- **Stated task**: Each record below should be repeated precisely as written.

- **Given records**:

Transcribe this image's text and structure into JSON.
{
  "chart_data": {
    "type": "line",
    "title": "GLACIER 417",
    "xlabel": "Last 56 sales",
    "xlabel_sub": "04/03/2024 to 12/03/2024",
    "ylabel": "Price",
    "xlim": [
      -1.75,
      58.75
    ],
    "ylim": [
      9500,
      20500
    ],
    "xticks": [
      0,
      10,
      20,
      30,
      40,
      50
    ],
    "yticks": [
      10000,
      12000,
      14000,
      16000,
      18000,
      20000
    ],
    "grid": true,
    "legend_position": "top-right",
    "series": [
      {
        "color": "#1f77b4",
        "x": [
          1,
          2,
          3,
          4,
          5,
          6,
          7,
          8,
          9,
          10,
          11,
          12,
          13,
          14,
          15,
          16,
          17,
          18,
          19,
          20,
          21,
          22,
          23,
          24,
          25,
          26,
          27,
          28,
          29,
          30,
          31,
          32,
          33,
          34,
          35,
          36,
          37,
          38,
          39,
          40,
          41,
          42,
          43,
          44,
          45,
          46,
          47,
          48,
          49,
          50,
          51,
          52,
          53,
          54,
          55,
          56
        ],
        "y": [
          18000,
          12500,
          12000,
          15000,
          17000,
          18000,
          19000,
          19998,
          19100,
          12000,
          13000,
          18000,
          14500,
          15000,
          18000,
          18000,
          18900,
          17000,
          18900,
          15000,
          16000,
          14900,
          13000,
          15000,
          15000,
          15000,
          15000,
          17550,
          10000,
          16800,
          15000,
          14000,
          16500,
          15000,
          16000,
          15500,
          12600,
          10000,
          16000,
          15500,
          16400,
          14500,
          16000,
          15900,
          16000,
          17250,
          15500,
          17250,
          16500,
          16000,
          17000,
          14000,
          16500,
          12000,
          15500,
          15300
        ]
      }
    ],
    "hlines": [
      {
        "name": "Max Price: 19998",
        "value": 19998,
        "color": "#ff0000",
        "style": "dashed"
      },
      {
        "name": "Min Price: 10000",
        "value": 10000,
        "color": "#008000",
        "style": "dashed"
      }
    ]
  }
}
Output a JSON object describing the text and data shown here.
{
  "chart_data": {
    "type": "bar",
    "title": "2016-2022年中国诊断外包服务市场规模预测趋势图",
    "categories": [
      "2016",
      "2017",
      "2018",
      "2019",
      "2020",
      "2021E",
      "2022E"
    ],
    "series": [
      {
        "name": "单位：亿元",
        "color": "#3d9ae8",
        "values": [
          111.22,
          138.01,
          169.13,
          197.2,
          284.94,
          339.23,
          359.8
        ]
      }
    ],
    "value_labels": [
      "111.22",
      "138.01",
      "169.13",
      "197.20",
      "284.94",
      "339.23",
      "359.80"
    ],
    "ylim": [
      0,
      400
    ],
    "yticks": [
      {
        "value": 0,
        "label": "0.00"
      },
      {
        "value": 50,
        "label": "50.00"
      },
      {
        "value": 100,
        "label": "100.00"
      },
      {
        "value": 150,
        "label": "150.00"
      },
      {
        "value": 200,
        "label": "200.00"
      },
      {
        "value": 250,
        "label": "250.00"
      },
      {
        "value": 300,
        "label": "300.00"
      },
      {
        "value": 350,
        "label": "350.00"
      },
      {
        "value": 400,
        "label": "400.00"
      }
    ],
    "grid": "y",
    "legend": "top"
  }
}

- **Complete output**:
Transcribe this image's text and structure into JSON.
{
  "chart_data": {
    "type": "line",
    "title": "GLACIER 417",
    "xlabel": "Last 56 sales",
    "xlabel_sub": "04/03/2024 to 12/03/2024",
    "ylabel": "Price",
    "xlim": [
      -1.75,
      58.75
    ],
    "ylim": [
      9500,
      20500
    ],
    "xticks": [
      0,
      10,
      20,
      30,
      40,
      50
    ],
    "yticks": [
      10000,
      12000,
      14000,
      16000,
      18000,
      20000
    ],
    "grid": true,
    "legend_position": "top-right",
    "series": [
      {
        "color": "#1f77b4",
        "x": [
          1,
          2,
          3,
          4,
          5,
          6,
          7,
          8,
          9,
          10,
          11,
          12,
          13,
          14,
          15,
          16,
          17,
          18,
          19,
          20,
          21,
          22,
          23,
          24,
          25,
          26,
          27,
          28,
          29,
          30,
          31,
          32,
          33,
          34,
          35,
          36,
          37,
          38,
          39,
          40,
          41,
          42,
          43,
          44,
          45,
          46,
          47,
          48,
          49,
          50,
          51,
          52,
          53,
          54,
          55,
          56
        ],
        "y": [
          18000,
          12500,
          12000,
          15000,
          17000,
          18000,
          19000,
          19998,
          19100,
          12000,
          13000,
          18000,
          14500,
          15000,
          18000,
          18000,
          18900,
          17000,
          18900,
          15000,
          16000,
          14900,
          13000,
          15000,
          15000,
          15000,
          15000,
          17550,
          10000,
          16800,
          15000,
          14000,
          16500,
          15000,
          16000,
          15500,
          12600,
          10000,
          16000,
          15500,
          16400,
          14500,
          16000,
          15900,
          16000,
          17250,
          15500,
          17250,
          16500,
          16000,
          17000,
          14000,
          16500,
          12000,
          15500,
          15300
        ]
      }
    ],
    "hlines": [
      {
        "name": "Max Price: 19998",
        "value": 19998,
        "color": "#ff0000",
        "style": "dashed"
      },
      {
        "name": "Min Price: 10000",
        "value": 10000,
        "color": "#008000",
        "style": "dashed"
      }
    ]
  }
}
Output a JSON object describing the text and data shown here.
{
  "chart_data": {
    "type": "bar",
    "title": "2016-2022年中国诊断外包服务市场规模预测趋势图",
    "categories": [
      "2016",
      "2017",
      "2018",
      "2019",
      "2020",
      "2021E",
      "2022E"
    ],
    "series": [
      {
        "name": "单位：亿元",
        "color": "#3d9ae8",
        "values": [
          111.22,
          138.01,
          169.13,
          197.2,
          284.94,
          339.23,
          359.8
        ]
      }
    ],
    "value_labels": [
      "111.22",
      "138.01",
      "169.13",
      "197.20",
      "284.94",
      "339.23",
      "359.80"
    ],
    "ylim": [
      0,
      400
    ],
    "yticks": [
      {
        "value": 0,
        "label": "0.00"
      },
      {
        "value": 50,
        "label": "50.00"
      },
      {
        "value": 100,
        "label": "100.00"
      },
      {
        "value": 150,
        "label": "150.00"
      },
      {
        "value": 200,
        "label": "200.00"
      },
      {
        "value": 250,
        "label": "250.00"
      },
      {
        "value": 300,
        "label": "300.00"
      },
      {
        "value": 350,
        "label": "350.00"
      },
      {
        "value": 400,
        "label": "400.00"
      }
    ],
    "grid": "y",
    "legend": "top"
  }
}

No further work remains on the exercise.